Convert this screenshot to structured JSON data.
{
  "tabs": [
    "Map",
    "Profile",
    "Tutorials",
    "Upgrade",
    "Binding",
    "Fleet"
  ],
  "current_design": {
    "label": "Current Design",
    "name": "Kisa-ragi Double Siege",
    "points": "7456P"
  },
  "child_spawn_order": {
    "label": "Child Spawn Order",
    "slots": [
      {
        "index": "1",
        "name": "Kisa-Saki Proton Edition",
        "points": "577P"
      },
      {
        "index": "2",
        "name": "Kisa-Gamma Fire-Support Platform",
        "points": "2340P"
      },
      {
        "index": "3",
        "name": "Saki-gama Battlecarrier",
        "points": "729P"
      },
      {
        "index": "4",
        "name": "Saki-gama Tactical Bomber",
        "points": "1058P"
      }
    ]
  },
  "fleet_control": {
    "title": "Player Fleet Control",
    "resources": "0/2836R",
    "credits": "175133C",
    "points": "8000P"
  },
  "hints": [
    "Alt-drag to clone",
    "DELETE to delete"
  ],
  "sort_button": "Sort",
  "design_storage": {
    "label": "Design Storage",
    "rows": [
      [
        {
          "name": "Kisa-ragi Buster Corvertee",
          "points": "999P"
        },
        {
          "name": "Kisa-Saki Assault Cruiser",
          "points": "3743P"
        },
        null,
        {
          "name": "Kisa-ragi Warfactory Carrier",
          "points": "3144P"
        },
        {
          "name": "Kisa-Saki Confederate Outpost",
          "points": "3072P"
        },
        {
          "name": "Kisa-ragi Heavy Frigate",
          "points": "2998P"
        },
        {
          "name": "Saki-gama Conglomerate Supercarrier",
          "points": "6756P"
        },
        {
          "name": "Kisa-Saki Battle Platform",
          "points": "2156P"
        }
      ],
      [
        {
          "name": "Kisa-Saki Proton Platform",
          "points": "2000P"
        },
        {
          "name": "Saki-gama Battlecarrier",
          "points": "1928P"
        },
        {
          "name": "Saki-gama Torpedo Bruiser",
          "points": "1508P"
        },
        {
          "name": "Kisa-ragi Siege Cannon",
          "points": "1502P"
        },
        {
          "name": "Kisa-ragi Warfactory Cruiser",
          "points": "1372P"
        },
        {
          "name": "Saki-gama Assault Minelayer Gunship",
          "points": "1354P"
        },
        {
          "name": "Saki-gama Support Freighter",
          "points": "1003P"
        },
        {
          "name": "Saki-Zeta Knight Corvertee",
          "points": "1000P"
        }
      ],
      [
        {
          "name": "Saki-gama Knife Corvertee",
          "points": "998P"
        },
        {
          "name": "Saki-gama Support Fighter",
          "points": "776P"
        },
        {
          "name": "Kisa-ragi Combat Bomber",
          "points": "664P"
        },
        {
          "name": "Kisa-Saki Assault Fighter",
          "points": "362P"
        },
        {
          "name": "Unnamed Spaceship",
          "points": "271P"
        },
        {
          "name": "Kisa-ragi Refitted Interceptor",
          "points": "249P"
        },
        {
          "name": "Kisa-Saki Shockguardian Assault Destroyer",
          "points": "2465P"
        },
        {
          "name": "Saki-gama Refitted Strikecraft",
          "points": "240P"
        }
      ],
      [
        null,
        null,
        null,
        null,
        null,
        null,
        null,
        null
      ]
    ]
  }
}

> [Exercise details]:
Reproduce all the data word for word.

> [Written solution]:
Convert this screenshot to structured JSON data.
{
  "tabs": [
    "Map",
    "Profile",
    "Tutorials",
    "Upgrade",
    "Binding",
    "Fleet"
  ],
  "current_design": {
    "label": "Current Design",
    "name": "Kisa-ragi Double Siege",
    "points": "7456P"
  },
  "child_spawn_order": {
    "label": "Child Spawn Order",
    "slots": [
      {
        "index": "1",
        "name": "Kisa-Saki Proton Edition",
        "points": "577P"
      },
      {
        "index": "2",
        "name": "Kisa-Gamma Fire-Support Platform",
        "points": "2340P"
      },
      {
        "index": "3",
        "name": "Saki-gama Battlecarrier",
        "points": "729P"
      },
      {
        "index": "4",
        "name": "Saki-gama Tactical Bomber",
        "points": "1058P"
      }
    ]
  },
  "fleet_control": {
    "title": "Player Fleet Control",
    "resources": "0/2836R",
    "credits": "175133C",
    "points": "8000P"
  },
  "hints": [
    "Alt-drag to clone",
    "DELETE to delete"
  ],
  "sort_button": "Sort",
  "design_storage": {
    "label": "Design Storage",
    "rows": [
      [
        {
          "name": "Kisa-ragi Buster Corvertee",
          "points": "999P"
        },
        {
          "name": "Kisa-Saki Assault Cruiser",
          "points": "3743P"
        },
        null,
        {
          "name": "Kisa-ragi Warfactory Carrier",
          "points": "3144P"
        },
        {
          "name": "Kisa-Saki Confederate Outpost",
          "points": "3072P"
        },
        {
          "name": "Kisa-ragi Heavy Frigate",
          "points": "2998P"
        },
        {
          "name": "Saki-gama Conglomerate Supercarrier",
          "points": "6756P"
        },
        {
          "name": "Kisa-Saki Battle Platform",
          "points": "2156P"
        }
      ],
      [
        {
          "name": "Kisa-Saki Proton Platform",
          "points": "2000P"
        },
        {
          "name": "Saki-gama Battlecarrier",
          "points": "1928P"
        },
        {
          "name": "Saki-gama Torpedo Bruiser",
          "points": "1508P"
        },
        {
          "name": "Kisa-ragi Siege Cannon",
          "points": "1502P"
        },
        {
          "name": "Kisa-ragi Warfactory Cruiser",
          "points": "1372P"
        },
        {
          "name": "Saki-gama Assault Minelayer Gunship",
          "points": "1354P"
        },
        {
          "name": "Saki-gama Support Freighter",
          "points": "1003P"
        },
        {
          "name": "Saki-Zeta Knight Corvertee",
          "points": "1000P"
        }
      ],
      [
        {
          "name": "Saki-gama Knife Corvertee",
          "points": "998P"
        },
        {
          "name": "Saki-gama Support Fighter",
          "points": "776P"
        },
        {
          "name": "Kisa-ragi Combat Bomber",
          "points": "664P"
        },
        {
          "name": "Kisa-Saki Assault Fighter",
          "points": "362P"
        },
        {
          "name": "Unnamed Spaceship",
          "points": "271P"
        },
        {
          "name": "Kisa-ragi Refitted Interceptor",
          "points": "249P"
        },
        {
          "name": "Kisa-Saki Shockguardian Assault Destroyer",
          "points": "2465P"
        },
        {
          "name": "Saki-gama Refitted Strikecraft",
          "points": "240P"
        }
      ],
      [
        null,
        null,
        null,
        null,
        null,
        null,
        null,
        null
      ]
    ]
  }
}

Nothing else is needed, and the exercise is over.